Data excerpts
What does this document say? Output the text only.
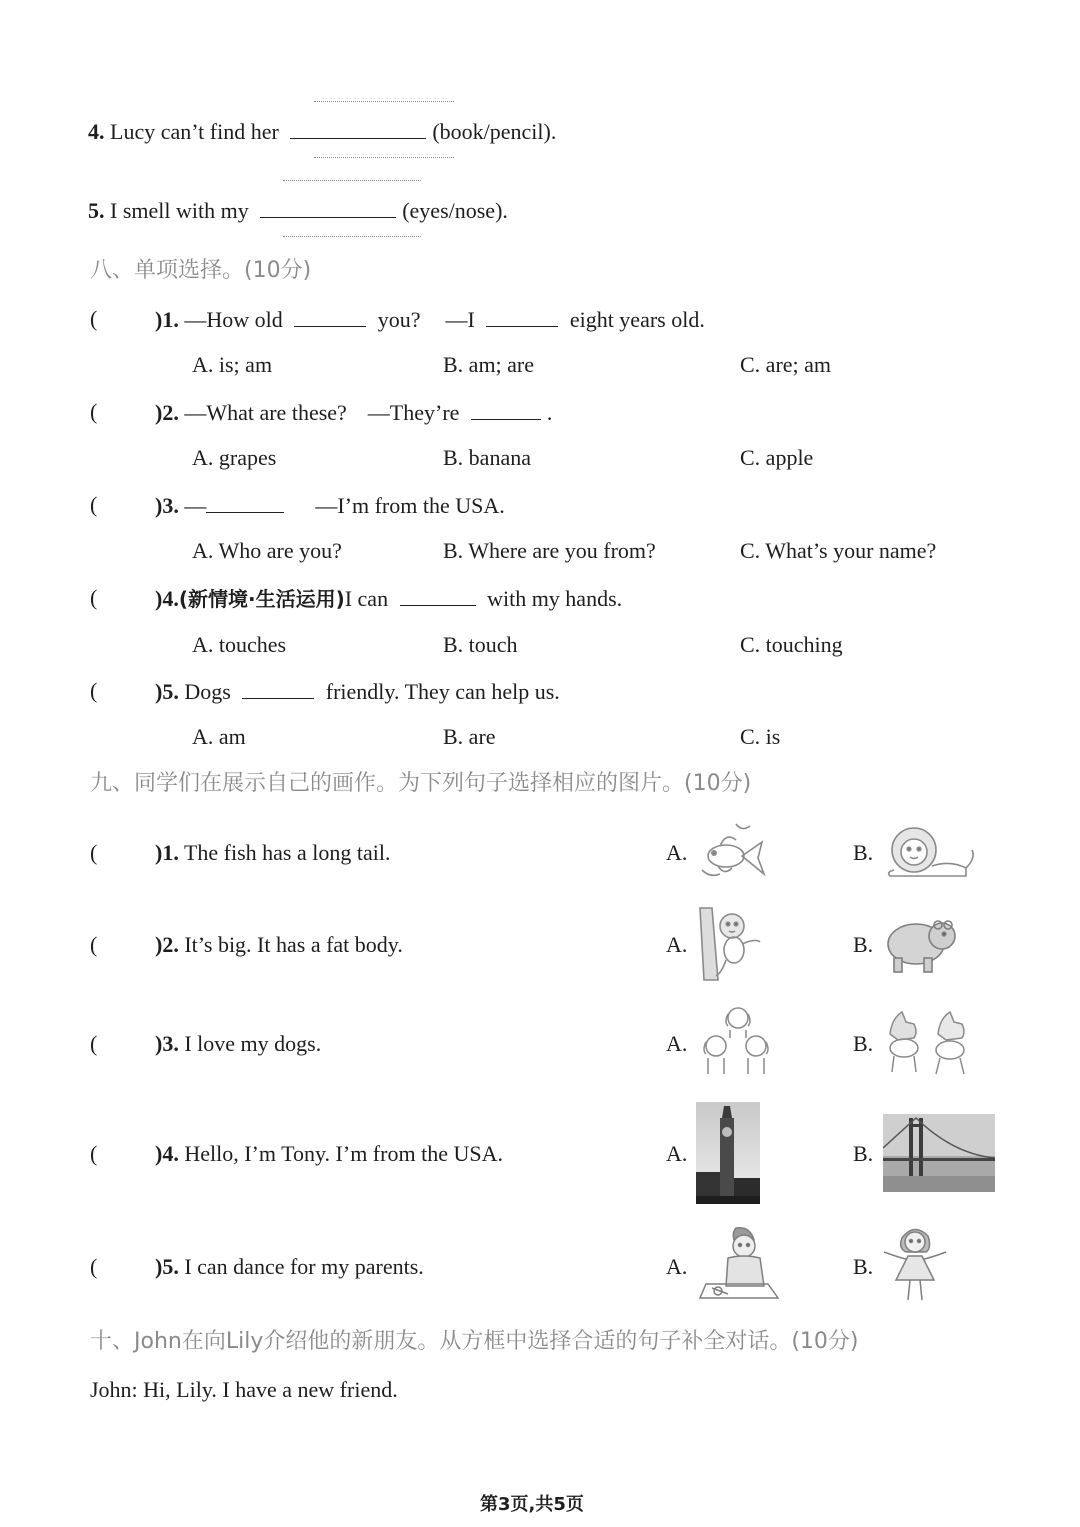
4. Lucy can’t find her	(book/pencil).
5. I smell with my	(eyes/nose).
八、单项选择。(10分)
(	)1. —How old	you? —I	eight years old.
A. is; am	B. am; are	C. are; am
(	)2. —What are these? —They’re	.
A. grapes	B. banana	C. apple
(	)3. —	—I’m from the USA.
A. Who are you?	B. Where are you from?	C. What’s your name?
(	)4.(新情境·生活运用)I can	with my hands.
A. touches	B. touch	C. touching
(	)5. Dogs	friendly. They can help us.
A. am	B. are	C. is
九、同学们在展示自己的画作。为下列句子选择相应的图片。(10分)
(	)1. The fish has a long tail.	A.	B.
(	)2. It’s big. It has a fat body.	A.	B.
(	)3. I love my dogs.	A.	B.
(	)4. Hello, I’m Tony. I’m from the USA.	A.	B.
(	)5. I can dance for my parents.	A.	B.
十、John在向Lily介绍他的新朋友。从方框中选择合适的句子补全对话。(10分)
John: Hi, Lily. I have a new friend.
第3页,共5页
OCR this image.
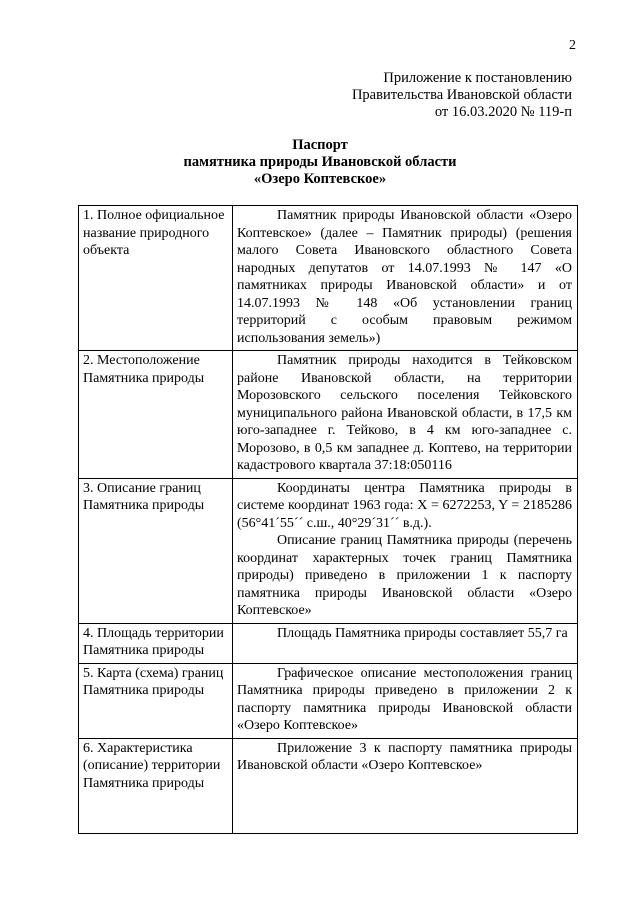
2
Приложение к постановлению
Правительства Ивановской области
от 16.03.2020 № 119-п
Паспорт
памятника природы Ивановской области
«Озеро Коптевское»
1. Полное официальное название природного объекта	Памятник природы Ивановской области «Озеро Коптевское» (далее – Памятник природы) (решения малого Совета Ивановского областного Совета народных депутатов от 14.07.1993 № 147 «О памятниках природы Ивановской области» и от 14.07.1993 № 148 «Об установлении границ территорий с особым правовым режимом использования земель»)

2. Местоположение Памятника природы	Памятник природы находится в Тейковском районе Ивановской области, на территории Морозовского сельского поселения Тейковского муниципального района Ивановской области, в 17,5 км юго-западнее г. Тейково, в 4 км юго-западнее с. Морозово, в 0,5 км западнее д. Коптево, на территории кадастрового квартала 37:18:050116

3. Описание границ Памятника природы	Координаты центра Памятника природы в системе координат 1963 года: X = 6272253, Y = 2185286 (56°41´55´´ с.ш., 40°29´31´´ в.д.).

Описание границ Памятника природы (перечень координат характерных точек границ Памятника природы) приведено в приложении 1 к паспорту памятника природы Ивановской области «Озеро Коптевское»

4. Площадь территории Памятника природы	Площадь Памятника природы составляет 55,7 га

5. Карта (схема) границ Памятника природы	Графическое описание местоположения границ Памятника природы приведено в приложении 2 к паспорту памятника природы Ивановской области «Озеро Коптевское»

6. Характеристика (описание) территории Памятника природы	Приложение 3 к паспорту памятника природы Ивановской области «Озеро Коптевское»
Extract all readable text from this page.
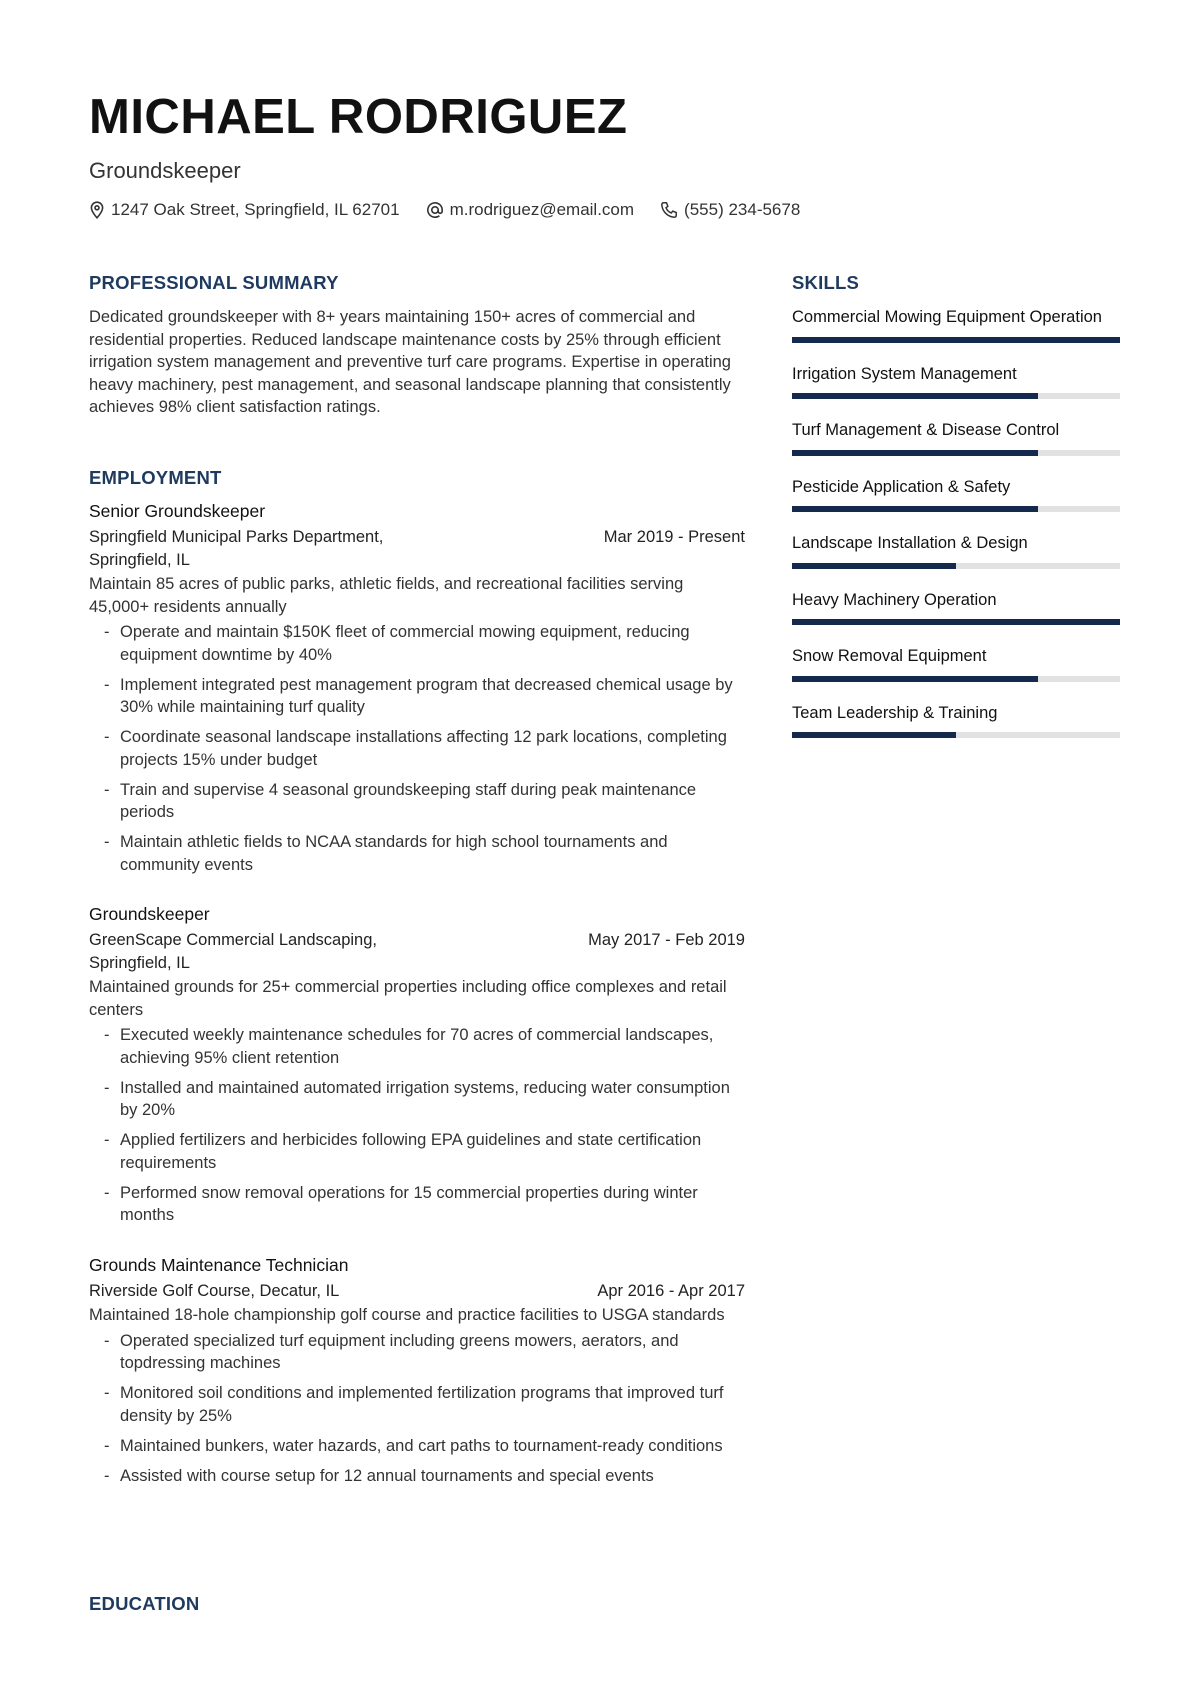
MICHAEL RODRIGUEZ
Groundskeeper
1247 Oak Street, Springfield, IL 62701	m.rodriguez@email.com	(555) 234-5678
PROFESSIONAL SUMMARY

Dedicated groundskeeper with 8+ years maintaining 150+ acres of commercial and residential properties. Reduced landscape maintenance costs by 25% through efficient irrigation system management and preventive turf care programs. Expertise in operating heavy machinery, pest management, and seasonal landscape planning that consistently achieves 98% client satisfaction ratings.

EMPLOYMENT
Senior Groundskeeper
Springfield Municipal Parks Department, Springfield, IL
Mar 2019 - Present
Maintain 85 acres of public parks, athletic fields, and recreational facilities serving 45,000+ residents annually
- Operate and maintain $150K fleet of commercial mowing equipment, reducing equipment downtime by 40%
- Implement integrated pest management program that decreased chemical usage by 30% while maintaining turf quality
- Coordinate seasonal landscape installations affecting 12 park locations, completing projects 15% under budget
- Train and supervise 4 seasonal groundskeeping staff during peak maintenance periods
- Maintain athletic fields to NCAA standards for high school tournaments and community events
Groundskeeper
GreenScape Commercial Landscaping, Springfield, IL
May 2017 - Feb 2019
Maintained grounds for 25+ commercial properties including office complexes and retail centers
- Executed weekly maintenance schedules for 70 acres of commercial landscapes, achieving 95% client retention
- Installed and maintained automated irrigation systems, reducing water consumption by 20%
- Applied fertilizers and herbicides following EPA guidelines and state certification requirements
- Performed snow removal operations for 15 commercial properties during winter months
Grounds Maintenance Technician
Riverside Golf Course, Decatur, IL	Apr 2016 - Apr 2017
Maintained 18-hole championship golf course and practice facilities to USGA standards
- Operated specialized turf equipment including greens mowers, aerators, and topdressing machines
- Monitored soil conditions and implemented fertilization programs that improved turf density by 25%
- Maintained bunkers, water hazards, and cart paths to tournament-ready conditions
- Assisted with course setup for 12 annual tournaments and special events
EDUCATION
SKILLS
Commercial Mowing Equipment Operation
Irrigation System Management
Turf Management & Disease Control
Pesticide Application & Safety
Landscape Installation & Design
Heavy Machinery Operation
Snow Removal Equipment
Team Leadership & Training
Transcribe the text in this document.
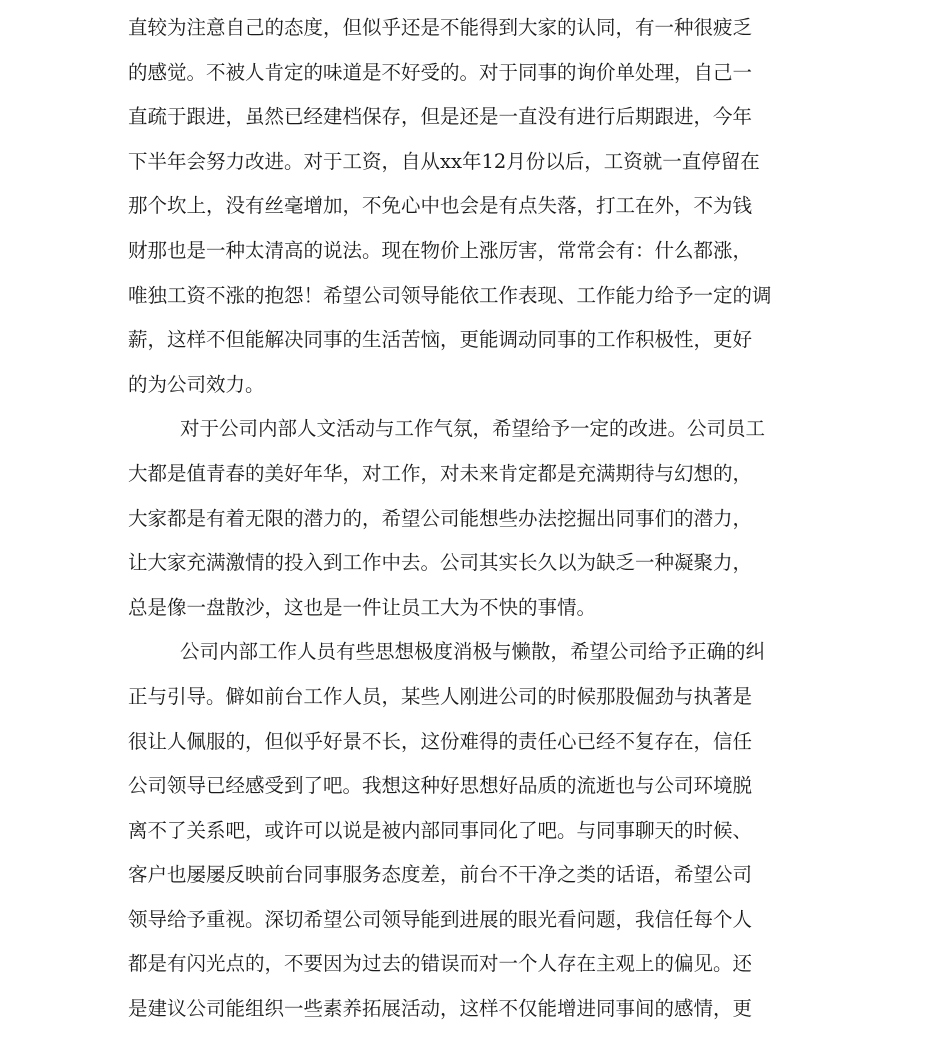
直较为注意自己的态度，但似乎还是不能得到大家的认同，有一种很疲乏
的感觉。不被人肯定的味道是不好受的。对于同事的询价单处理，自己一
直疏于跟进，虽然已经建档保存，但是还是一直没有进行后期跟进，今年
下半年会努力改进。对于工资，自从xx年12月份以后，工资就一直停留在
那个坎上，没有丝毫增加，不免心中也会是有点失落，打工在外，不为钱
财那也是一种太清高的说法。现在物价上涨厉害，常常会有：什么都涨，
唯独工资不涨的抱怨！希望公司领导能依工作表现、工作能力给予一定的调
薪，这样不但能解决同事的生活苦恼，更能调动同事的工作积极性，更好
的为公司效力。
对于公司内部人文活动与工作气氛，希望给予一定的改进。公司员工
大都是值青春的美好年华，对工作，对未来肯定都是充满期待与幻想的，
大家都是有着无限的潜力的，希望公司能想些办法挖掘出同事们的潜力，
让大家充满激情的投入到工作中去。公司其实长久以为缺乏一种凝聚力，
总是像一盘散沙，这也是一件让员工大为不快的事情。
公司内部工作人员有些思想极度消极与懒散，希望公司给予正确的纠
正与引导。僻如前台工作人员，某些人刚进公司的时候那股倔劲与执著是
很让人佩服的，但似乎好景不长，这份难得的责任心已经不复存在，信任
公司领导已经感受到了吧。我想这种好思想好品质的流逝也与公司环境脱
离不了关系吧，或许可以说是被内部同事同化了吧。与同事聊天的时候、
客户也屡屡反映前台同事服务态度差，前台不干净之类的话语，希望公司
领导给予重视。深切希望公司领导能到进展的眼光看问题，我信任每个人
都是有闪光点的，不要因为过去的错误而对一个人存在主观上的偏见。还
是建议公司能组织一些素养拓展活动，这样不仅能增进同事间的感情，更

▸ STATED PROBLEM
Scan the data for the word "They" and copy every line where it shows up.

▸ FULL ANSWER
(	)2. —What are these? —They’re	.
(	)5. Dogs	friendly. They can help us.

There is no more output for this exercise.